▶ _Task directions_
Copy every line of the records below that holds the word "google".

▶ _Dataset_
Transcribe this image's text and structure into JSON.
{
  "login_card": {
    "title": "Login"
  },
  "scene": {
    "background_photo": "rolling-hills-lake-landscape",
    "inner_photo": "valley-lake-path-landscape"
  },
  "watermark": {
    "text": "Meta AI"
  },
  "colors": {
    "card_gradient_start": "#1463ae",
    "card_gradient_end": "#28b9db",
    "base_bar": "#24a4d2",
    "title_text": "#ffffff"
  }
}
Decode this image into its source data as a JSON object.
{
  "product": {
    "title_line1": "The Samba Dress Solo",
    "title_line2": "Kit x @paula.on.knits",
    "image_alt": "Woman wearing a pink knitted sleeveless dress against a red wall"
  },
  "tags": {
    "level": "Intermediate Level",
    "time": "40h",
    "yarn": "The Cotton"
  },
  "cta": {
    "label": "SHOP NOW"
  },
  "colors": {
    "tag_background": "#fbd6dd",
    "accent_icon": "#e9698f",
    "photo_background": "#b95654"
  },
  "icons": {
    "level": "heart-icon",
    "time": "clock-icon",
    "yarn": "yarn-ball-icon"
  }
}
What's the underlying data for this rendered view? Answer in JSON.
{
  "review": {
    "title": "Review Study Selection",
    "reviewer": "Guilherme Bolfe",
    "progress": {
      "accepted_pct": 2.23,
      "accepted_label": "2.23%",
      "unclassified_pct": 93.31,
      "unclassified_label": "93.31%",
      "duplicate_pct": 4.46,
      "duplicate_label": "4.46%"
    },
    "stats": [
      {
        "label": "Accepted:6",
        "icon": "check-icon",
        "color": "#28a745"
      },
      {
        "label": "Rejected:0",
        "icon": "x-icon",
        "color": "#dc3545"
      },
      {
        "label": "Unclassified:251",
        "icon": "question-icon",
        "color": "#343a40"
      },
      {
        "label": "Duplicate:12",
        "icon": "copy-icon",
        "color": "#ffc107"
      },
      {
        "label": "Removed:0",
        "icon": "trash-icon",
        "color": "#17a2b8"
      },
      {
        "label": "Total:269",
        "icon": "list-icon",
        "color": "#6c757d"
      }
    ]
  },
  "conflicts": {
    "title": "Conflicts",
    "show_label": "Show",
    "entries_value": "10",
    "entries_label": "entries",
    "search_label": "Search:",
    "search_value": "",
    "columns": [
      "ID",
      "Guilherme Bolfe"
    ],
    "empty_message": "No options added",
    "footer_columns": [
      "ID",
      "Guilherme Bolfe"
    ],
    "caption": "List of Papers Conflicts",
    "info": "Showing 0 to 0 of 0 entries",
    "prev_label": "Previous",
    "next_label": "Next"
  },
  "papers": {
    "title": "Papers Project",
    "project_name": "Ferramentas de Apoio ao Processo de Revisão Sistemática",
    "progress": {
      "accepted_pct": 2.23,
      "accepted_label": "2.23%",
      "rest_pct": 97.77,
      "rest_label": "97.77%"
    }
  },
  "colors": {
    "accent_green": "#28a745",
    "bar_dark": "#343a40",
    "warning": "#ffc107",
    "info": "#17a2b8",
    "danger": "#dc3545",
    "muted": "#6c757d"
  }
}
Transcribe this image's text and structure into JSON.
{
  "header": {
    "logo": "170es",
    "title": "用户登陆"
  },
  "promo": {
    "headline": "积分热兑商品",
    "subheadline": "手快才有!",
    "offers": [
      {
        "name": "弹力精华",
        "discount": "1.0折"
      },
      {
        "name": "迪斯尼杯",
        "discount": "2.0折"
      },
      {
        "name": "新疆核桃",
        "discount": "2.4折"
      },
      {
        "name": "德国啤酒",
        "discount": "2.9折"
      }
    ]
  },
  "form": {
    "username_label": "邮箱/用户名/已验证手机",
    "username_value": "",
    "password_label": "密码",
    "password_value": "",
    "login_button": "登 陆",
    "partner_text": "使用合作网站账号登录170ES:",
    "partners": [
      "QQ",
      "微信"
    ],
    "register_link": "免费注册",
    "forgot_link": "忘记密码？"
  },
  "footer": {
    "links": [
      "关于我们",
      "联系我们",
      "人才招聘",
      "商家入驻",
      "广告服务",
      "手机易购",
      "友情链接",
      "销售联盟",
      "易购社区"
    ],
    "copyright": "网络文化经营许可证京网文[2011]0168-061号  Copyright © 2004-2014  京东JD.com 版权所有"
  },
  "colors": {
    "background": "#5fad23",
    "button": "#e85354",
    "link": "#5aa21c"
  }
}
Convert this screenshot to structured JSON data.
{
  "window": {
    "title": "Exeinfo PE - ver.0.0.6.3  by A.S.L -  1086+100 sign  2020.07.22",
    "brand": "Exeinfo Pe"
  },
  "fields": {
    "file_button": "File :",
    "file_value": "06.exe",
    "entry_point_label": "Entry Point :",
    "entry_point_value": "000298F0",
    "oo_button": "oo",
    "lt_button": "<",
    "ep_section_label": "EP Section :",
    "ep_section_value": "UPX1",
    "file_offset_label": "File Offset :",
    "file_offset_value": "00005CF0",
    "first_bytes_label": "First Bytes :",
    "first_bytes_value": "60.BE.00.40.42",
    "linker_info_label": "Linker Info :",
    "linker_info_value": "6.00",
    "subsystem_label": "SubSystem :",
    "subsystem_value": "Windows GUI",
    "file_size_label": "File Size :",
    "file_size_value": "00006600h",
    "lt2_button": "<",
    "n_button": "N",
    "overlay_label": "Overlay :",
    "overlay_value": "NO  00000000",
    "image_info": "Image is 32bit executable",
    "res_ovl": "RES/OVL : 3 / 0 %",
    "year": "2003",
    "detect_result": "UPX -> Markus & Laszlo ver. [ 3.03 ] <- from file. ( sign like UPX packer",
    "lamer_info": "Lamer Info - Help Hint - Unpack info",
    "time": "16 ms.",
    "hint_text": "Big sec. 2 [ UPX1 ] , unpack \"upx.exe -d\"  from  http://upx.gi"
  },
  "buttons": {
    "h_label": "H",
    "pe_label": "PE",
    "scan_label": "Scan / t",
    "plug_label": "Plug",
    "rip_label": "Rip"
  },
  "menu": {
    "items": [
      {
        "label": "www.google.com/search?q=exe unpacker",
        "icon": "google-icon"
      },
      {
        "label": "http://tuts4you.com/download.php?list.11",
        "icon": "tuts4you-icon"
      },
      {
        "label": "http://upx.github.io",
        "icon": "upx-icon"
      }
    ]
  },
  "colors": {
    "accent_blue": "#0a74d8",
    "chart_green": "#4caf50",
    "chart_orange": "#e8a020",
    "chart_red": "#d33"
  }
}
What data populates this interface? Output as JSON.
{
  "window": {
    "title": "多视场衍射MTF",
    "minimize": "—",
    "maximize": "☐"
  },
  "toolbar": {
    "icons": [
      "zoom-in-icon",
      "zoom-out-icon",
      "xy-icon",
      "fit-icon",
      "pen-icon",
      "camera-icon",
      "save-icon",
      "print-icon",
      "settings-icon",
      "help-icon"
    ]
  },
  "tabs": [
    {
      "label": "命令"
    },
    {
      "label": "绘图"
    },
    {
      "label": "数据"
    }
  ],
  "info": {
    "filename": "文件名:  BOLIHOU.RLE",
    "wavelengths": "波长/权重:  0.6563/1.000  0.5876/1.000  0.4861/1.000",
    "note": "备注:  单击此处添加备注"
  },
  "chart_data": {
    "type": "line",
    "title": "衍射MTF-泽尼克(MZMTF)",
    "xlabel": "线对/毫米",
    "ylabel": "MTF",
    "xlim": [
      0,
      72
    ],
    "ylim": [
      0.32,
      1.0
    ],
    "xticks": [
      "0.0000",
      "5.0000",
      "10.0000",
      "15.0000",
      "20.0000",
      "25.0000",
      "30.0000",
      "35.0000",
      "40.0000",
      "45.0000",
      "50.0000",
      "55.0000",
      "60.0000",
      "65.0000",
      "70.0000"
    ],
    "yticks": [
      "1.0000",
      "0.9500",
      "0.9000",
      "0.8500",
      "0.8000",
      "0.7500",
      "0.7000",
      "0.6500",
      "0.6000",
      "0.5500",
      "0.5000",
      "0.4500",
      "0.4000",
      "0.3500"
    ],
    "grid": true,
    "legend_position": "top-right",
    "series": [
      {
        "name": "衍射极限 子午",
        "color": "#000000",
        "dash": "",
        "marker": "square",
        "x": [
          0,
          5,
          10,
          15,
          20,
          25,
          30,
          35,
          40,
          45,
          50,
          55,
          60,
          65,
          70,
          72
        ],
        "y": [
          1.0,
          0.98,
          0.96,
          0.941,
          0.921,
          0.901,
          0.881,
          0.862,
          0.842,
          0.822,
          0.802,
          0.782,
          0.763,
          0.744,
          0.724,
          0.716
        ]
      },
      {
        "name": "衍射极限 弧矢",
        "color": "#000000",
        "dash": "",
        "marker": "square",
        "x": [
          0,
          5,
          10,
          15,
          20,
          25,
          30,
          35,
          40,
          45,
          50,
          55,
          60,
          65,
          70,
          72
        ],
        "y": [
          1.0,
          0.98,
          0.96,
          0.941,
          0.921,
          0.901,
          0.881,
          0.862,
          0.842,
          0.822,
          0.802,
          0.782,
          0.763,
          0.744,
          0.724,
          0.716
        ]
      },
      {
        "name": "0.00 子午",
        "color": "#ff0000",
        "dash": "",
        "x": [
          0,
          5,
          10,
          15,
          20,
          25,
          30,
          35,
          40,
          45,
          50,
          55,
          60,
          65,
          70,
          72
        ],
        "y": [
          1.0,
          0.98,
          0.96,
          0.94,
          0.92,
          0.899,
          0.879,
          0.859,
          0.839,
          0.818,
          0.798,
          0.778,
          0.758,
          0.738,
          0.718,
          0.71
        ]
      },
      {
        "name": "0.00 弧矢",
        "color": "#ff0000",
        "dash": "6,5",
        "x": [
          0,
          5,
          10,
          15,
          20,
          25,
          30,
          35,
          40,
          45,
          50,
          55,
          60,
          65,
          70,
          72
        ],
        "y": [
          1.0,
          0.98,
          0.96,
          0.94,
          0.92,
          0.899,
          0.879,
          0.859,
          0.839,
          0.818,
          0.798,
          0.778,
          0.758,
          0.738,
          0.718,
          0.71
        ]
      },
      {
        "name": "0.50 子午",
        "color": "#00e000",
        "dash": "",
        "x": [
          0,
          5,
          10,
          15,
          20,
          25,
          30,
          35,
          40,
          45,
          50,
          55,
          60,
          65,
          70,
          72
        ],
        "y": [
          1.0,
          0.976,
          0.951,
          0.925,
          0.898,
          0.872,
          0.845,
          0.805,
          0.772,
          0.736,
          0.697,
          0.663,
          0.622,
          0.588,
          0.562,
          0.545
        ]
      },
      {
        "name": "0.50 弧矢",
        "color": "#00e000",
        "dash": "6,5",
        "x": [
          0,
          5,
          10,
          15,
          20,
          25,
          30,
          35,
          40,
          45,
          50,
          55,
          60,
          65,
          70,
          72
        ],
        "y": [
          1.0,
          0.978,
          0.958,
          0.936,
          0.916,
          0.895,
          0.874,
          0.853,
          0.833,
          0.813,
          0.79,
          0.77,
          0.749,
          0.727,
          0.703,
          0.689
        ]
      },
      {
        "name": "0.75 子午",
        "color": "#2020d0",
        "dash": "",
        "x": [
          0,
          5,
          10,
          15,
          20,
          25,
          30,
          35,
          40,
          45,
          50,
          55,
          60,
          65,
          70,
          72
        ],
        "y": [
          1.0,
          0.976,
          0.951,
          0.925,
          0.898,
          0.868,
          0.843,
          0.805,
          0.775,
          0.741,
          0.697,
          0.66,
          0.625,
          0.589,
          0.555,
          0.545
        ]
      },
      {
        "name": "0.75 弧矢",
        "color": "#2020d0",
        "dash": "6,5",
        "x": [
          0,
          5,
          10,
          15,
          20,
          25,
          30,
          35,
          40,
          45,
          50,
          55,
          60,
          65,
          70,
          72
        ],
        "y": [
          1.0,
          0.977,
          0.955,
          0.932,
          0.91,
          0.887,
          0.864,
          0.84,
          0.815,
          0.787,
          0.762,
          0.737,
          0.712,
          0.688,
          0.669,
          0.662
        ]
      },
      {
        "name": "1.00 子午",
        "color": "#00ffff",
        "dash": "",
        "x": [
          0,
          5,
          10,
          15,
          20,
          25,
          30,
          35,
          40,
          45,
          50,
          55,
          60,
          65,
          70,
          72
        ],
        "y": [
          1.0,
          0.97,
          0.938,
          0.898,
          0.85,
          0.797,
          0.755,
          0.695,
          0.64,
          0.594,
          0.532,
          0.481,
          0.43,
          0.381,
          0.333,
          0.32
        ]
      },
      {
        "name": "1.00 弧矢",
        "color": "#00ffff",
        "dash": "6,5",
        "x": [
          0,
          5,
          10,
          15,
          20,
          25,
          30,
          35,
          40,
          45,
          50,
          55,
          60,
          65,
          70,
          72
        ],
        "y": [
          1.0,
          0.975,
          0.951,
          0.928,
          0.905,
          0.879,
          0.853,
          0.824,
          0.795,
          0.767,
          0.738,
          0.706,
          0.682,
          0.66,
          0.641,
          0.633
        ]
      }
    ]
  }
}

▶ _Expected answer_
        "label": "www.google.com/search?q=exe unpacker",
        "icon": "google-icon"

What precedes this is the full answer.